### [MATERIAL SHOWN]
· · · · ·

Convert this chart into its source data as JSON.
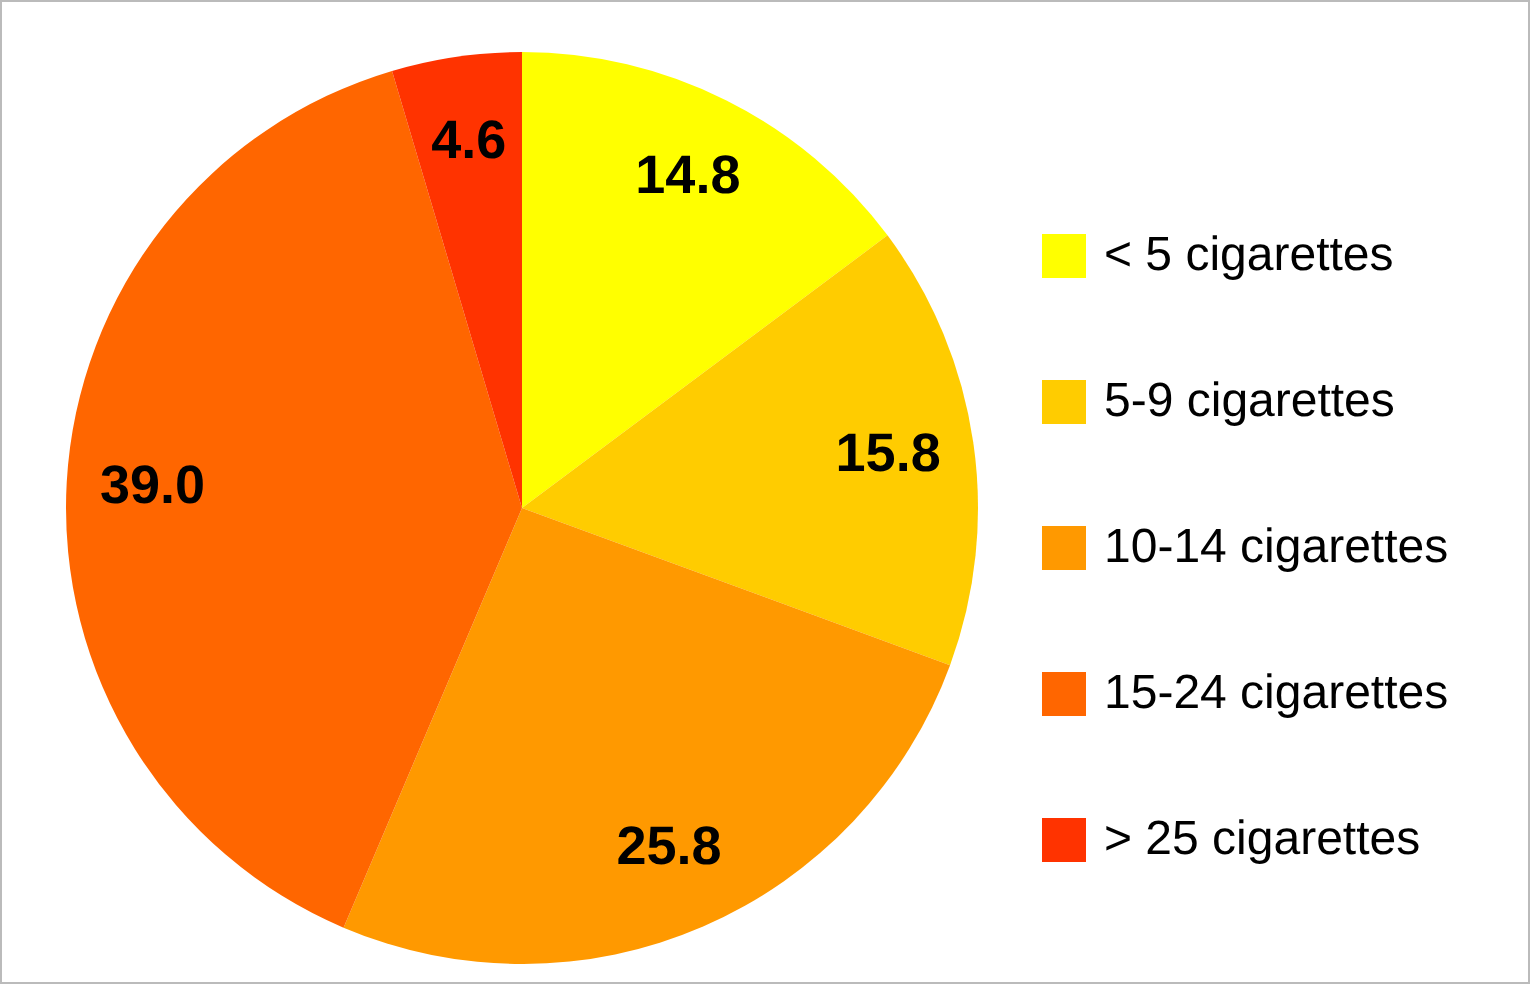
{
  "chart_data": {
    "type": "pie",
    "categories": [
      "< 5 cigarettes",
      "5-9 cigarettes",
      "10-14 cigarettes",
      "15-24 cigarettes",
      "> 25 cigarettes"
    ],
    "values": [
      14.8,
      15.8,
      25.8,
      39.0,
      4.6
    ],
    "value_labels": [
      "14.8",
      "15.8",
      "25.8",
      "39.0",
      "4.6"
    ],
    "colors": [
      "#ffff00",
      "#ffcc00",
      "#ff9900",
      "#ff6600",
      "#ff3300"
    ],
    "legend": "right"
  }
}
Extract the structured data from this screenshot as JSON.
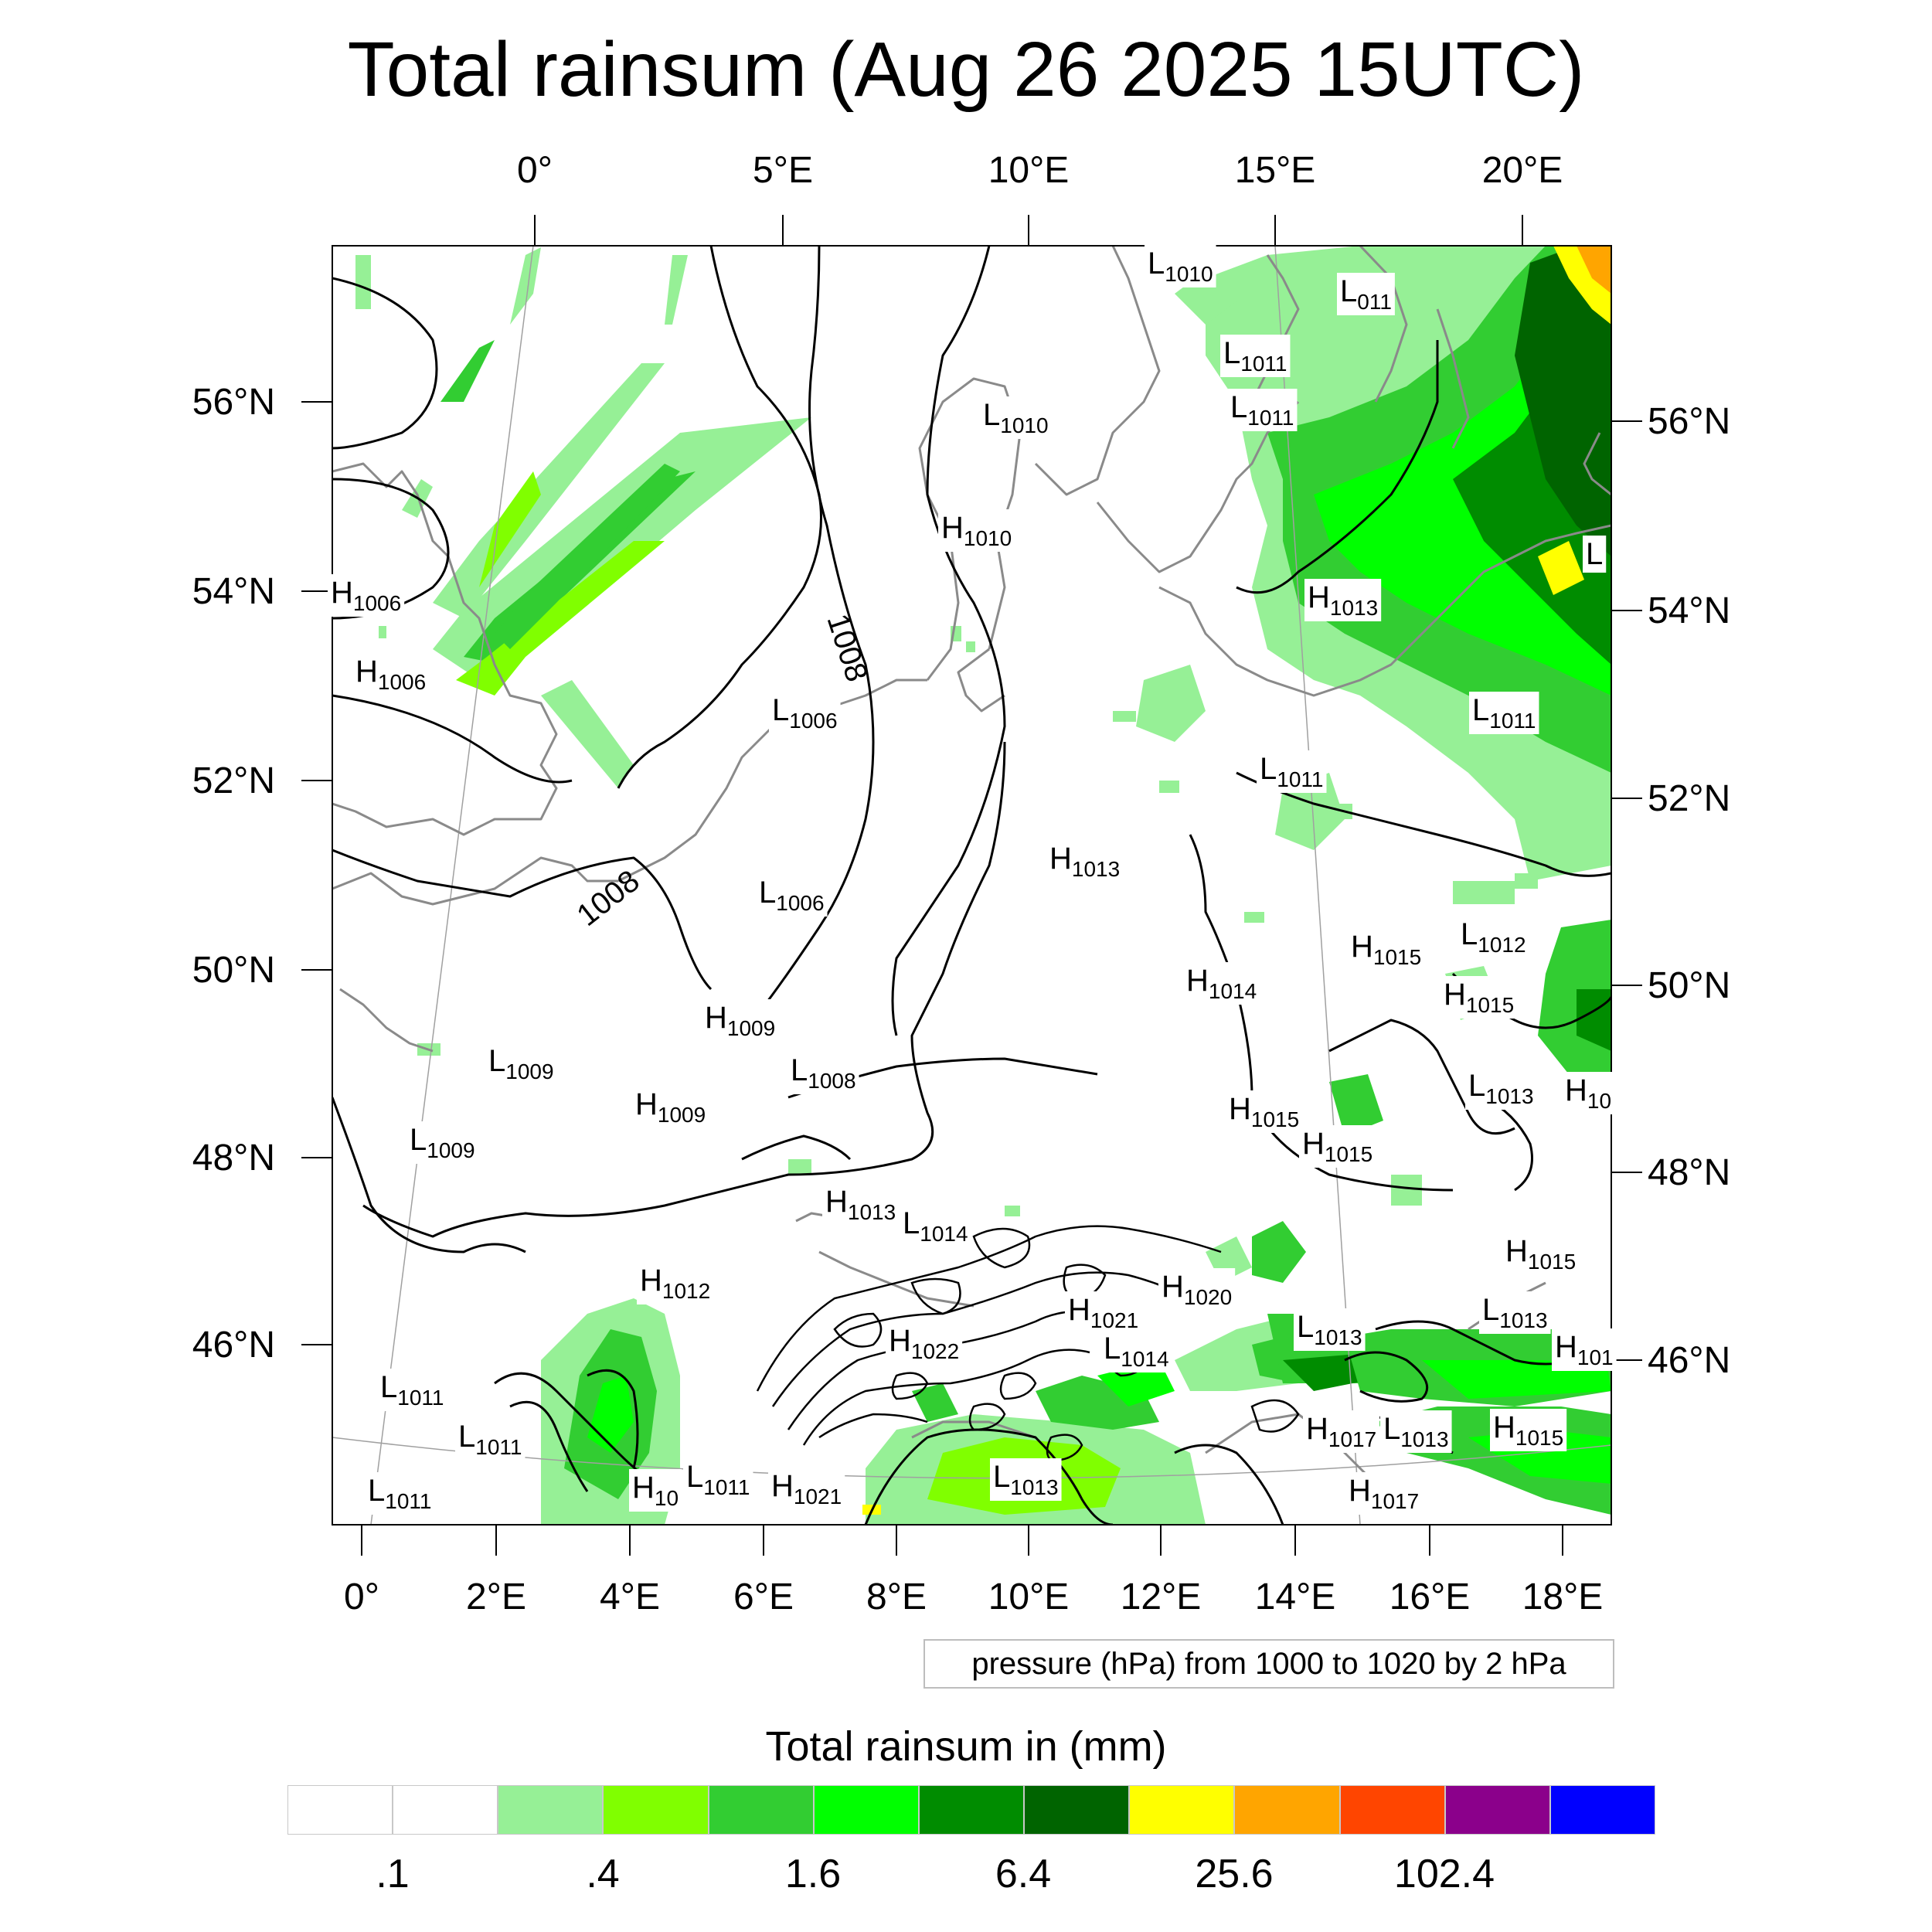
{
  "title": "Total rainsum (Aug 26 2025 15UTC)",
  "top_lon_ticks": [
    "0°",
    "5°E",
    "10°E",
    "15°E",
    "20°E"
  ],
  "bottom_lon_ticks": [
    "0°",
    "2°E",
    "4°E",
    "6°E",
    "8°E",
    "10°E",
    "12°E",
    "14°E",
    "16°E",
    "18°E"
  ],
  "left_lat_ticks": [
    "56°N",
    "54°N",
    "52°N",
    "50°N",
    "48°N",
    "46°N"
  ],
  "right_lat_ticks": [
    "56°N",
    "54°N",
    "52°N",
    "50°N",
    "48°N",
    "46°N"
  ],
  "contour_labels": [
    "1008",
    "1008"
  ],
  "pressure_centers": [
    {
      "type": "L",
      "value": "1010"
    },
    {
      "type": "L",
      "value": "011"
    },
    {
      "type": "L",
      "value": "1011"
    },
    {
      "type": "L",
      "value": "1011"
    },
    {
      "type": "L",
      "value": "1010"
    },
    {
      "type": "H",
      "value": "1010"
    },
    {
      "type": "L",
      "value": ""
    },
    {
      "type": "H",
      "value": "1006"
    },
    {
      "type": "H",
      "value": "1006"
    },
    {
      "type": "H",
      "value": "1013"
    },
    {
      "type": "L",
      "value": "1006"
    },
    {
      "type": "L",
      "value": "1011"
    },
    {
      "type": "L",
      "value": "1011"
    },
    {
      "type": "H",
      "value": "1013"
    },
    {
      "type": "L",
      "value": "1006"
    },
    {
      "type": "H",
      "value": "1015"
    },
    {
      "type": "L",
      "value": "1012"
    },
    {
      "type": "H",
      "value": "1014"
    },
    {
      "type": "H",
      "value": "1015"
    },
    {
      "type": "H",
      "value": "1009"
    },
    {
      "type": "L",
      "value": "1009"
    },
    {
      "type": "L",
      "value": "1008"
    },
    {
      "type": "H",
      "value": "1009"
    },
    {
      "type": "L",
      "value": "1013"
    },
    {
      "type": "H",
      "value": "10"
    },
    {
      "type": "H",
      "value": "1015"
    },
    {
      "type": "H",
      "value": "1015"
    },
    {
      "type": "L",
      "value": "1009"
    },
    {
      "type": "H",
      "value": "1013"
    },
    {
      "type": "L",
      "value": "1014"
    },
    {
      "type": "H",
      "value": "1015"
    },
    {
      "type": "H",
      "value": "1012"
    },
    {
      "type": "H",
      "value": "1020"
    },
    {
      "type": "H",
      "value": "1021"
    },
    {
      "type": "L",
      "value": "1013"
    },
    {
      "type": "L",
      "value": "1013"
    },
    {
      "type": "H",
      "value": "1022"
    },
    {
      "type": "L",
      "value": "1014"
    },
    {
      "type": "H",
      "value": "101"
    },
    {
      "type": "L",
      "value": "1011"
    },
    {
      "type": "L",
      "value": "1011"
    },
    {
      "type": "H",
      "value": "1017"
    },
    {
      "type": "L",
      "value": "1013"
    },
    {
      "type": "H",
      "value": "1015"
    },
    {
      "type": "H",
      "value": "10"
    },
    {
      "type": "L",
      "value": "1011"
    },
    {
      "type": "H",
      "value": "1021"
    },
    {
      "type": "L",
      "value": "1013"
    },
    {
      "type": "L",
      "value": "1011"
    },
    {
      "type": "H",
      "value": "1017"
    }
  ],
  "contour_note": "pressure (hPa) from 1000 to 1020 by 2 hPa",
  "colorbar": {
    "title": "Total rainsum in (mm)",
    "colors": [
      "#ffffff",
      "#ffffff",
      "#96f096",
      "#80ff00",
      "#32cd32",
      "#00ff00",
      "#008c00",
      "#006400",
      "#ffff00",
      "#ffa500",
      "#ff4500",
      "#8b008b",
      "#0000ff"
    ],
    "labels": [
      ".1",
      ".4",
      "1.6",
      "6.4",
      "25.6",
      "102.4"
    ]
  }
}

· · · · ·

Print the entries above exactly, taking out only the pictures.

### [RESULT OF THIS EXERCISE]
Convert this chart into its source data as JSON.
{
  "chart_data": {
    "type": "pie",
    "categories": [
      "< 5 cigarettes",
      "5-9 cigarettes",
      "10-14 cigarettes",
      "15-24 cigarettes",
      "> 25 cigarettes"
    ],
    "values": [
      14.8,
      15.8,
      25.8,
      39.0,
      4.6
    ],
    "value_labels": [
      "14.8",
      "15.8",
      "25.8",
      "39.0",
      "4.6"
    ],
    "colors": [
      "#ffff00",
      "#ffcc00",
      "#ff9900",
      "#ff6600",
      "#ff3300"
    ],
    "legend": "right"
  }
}
Extract the structured data from this screenshot as JSON.
{
  "title": "Total rainsum (Aug 26 2025 15UTC)",
  "top_lon_ticks": [
    "0°",
    "5°E",
    "10°E",
    "15°E",
    "20°E"
  ],
  "bottom_lon_ticks": [
    "0°",
    "2°E",
    "4°E",
    "6°E",
    "8°E",
    "10°E",
    "12°E",
    "14°E",
    "16°E",
    "18°E"
  ],
  "left_lat_ticks": [
    "56°N",
    "54°N",
    "52°N",
    "50°N",
    "48°N",
    "46°N"
  ],
  "right_lat_ticks": [
    "56°N",
    "54°N",
    "52°N",
    "50°N",
    "48°N",
    "46°N"
  ],
  "contour_labels": [
    "1008",
    "1008"
  ],
  "pressure_centers": [
    {
      "type": "L",
      "value": "1010"
    },
    {
      "type": "L",
      "value": "011"
    },
    {
      "type": "L",
      "value": "1011"
    },
    {
      "type": "L",
      "value": "1011"
    },
    {
      "type": "L",
      "value": "1010"
    },
    {
      "type": "H",
      "value": "1010"
    },
    {
      "type": "L",
      "value": ""
    },
    {
      "type": "H",
      "value": "1006"
    },
    {
      "type": "H",
      "value": "1006"
    },
    {
      "type": "H",
      "value": "1013"
    },
    {
      "type": "L",
      "value": "1006"
    },
    {
      "type": "L",
      "value": "1011"
    },
    {
      "type": "L",
      "value": "1011"
    },
    {
      "type": "H",
      "value": "1013"
    },
    {
      "type": "L",
      "value": "1006"
    },
    {
      "type": "H",
      "value": "1015"
    },
    {
      "type": "L",
      "value": "1012"
    },
    {
      "type": "H",
      "value": "1014"
    },
    {
      "type": "H",
      "value": "1015"
    },
    {
      "type": "H",
      "value": "1009"
    },
    {
      "type": "L",
      "value": "1009"
    },
    {
      "type": "L",
      "value": "1008"
    },
    {
      "type": "H",
      "value": "1009"
    },
    {
      "type": "L",
      "value": "1013"
    },
    {
      "type": "H",
      "value": "10"
    },
    {
      "type": "H",
      "value": "1015"
    },
    {
      "type": "H",
      "value": "1015"
    },
    {
      "type": "L",
      "value": "1009"
    },
    {
      "type": "H",
      "value": "1013"
    },
    {
      "type": "L",
      "value": "1014"
    },
    {
      "type": "H",
      "value": "1015"
    },
    {
      "type": "H",
      "value": "1012"
    },
    {
      "type": "H",
      "value": "1020"
    },
    {
      "type": "H",
      "value": "1021"
    },
    {
      "type": "L",
      "value": "1013"
    },
    {
      "type": "L",
      "value": "1013"
    },
    {
      "type": "H",
      "value": "1022"
    },
    {
      "type": "L",
      "value": "1014"
    },
    {
      "type": "H",
      "value": "101"
    },
    {
      "type": "L",
      "value": "1011"
    },
    {
      "type": "L",
      "value": "1011"
    },
    {
      "type": "H",
      "value": "1017"
    },
    {
      "type": "L",
      "value": "1013"
    },
    {
      "type": "H",
      "value": "1015"
    },
    {
      "type": "H",
      "value": "10"
    },
    {
      "type": "L",
      "value": "1011"
    },
    {
      "type": "H",
      "value": "1021"
    },
    {
      "type": "L",
      "value": "1013"
    },
    {
      "type": "L",
      "value": "1011"
    },
    {
      "type": "H",
      "value": "1017"
    }
  ],
  "contour_note": "pressure (hPa) from 1000 to 1020 by 2 hPa",
  "colorbar": {
    "title": "Total rainsum in (mm)",
    "colors": [
      "#ffffff",
      "#ffffff",
      "#96f096",
      "#80ff00",
      "#32cd32",
      "#00ff00",
      "#008c00",
      "#006400",
      "#ffff00",
      "#ffa500",
      "#ff4500",
      "#8b008b",
      "#0000ff"
    ],
    "labels": [
      ".1",
      ".4",
      "1.6",
      "6.4",
      "25.6",
      "102.4"
    ]
  }
}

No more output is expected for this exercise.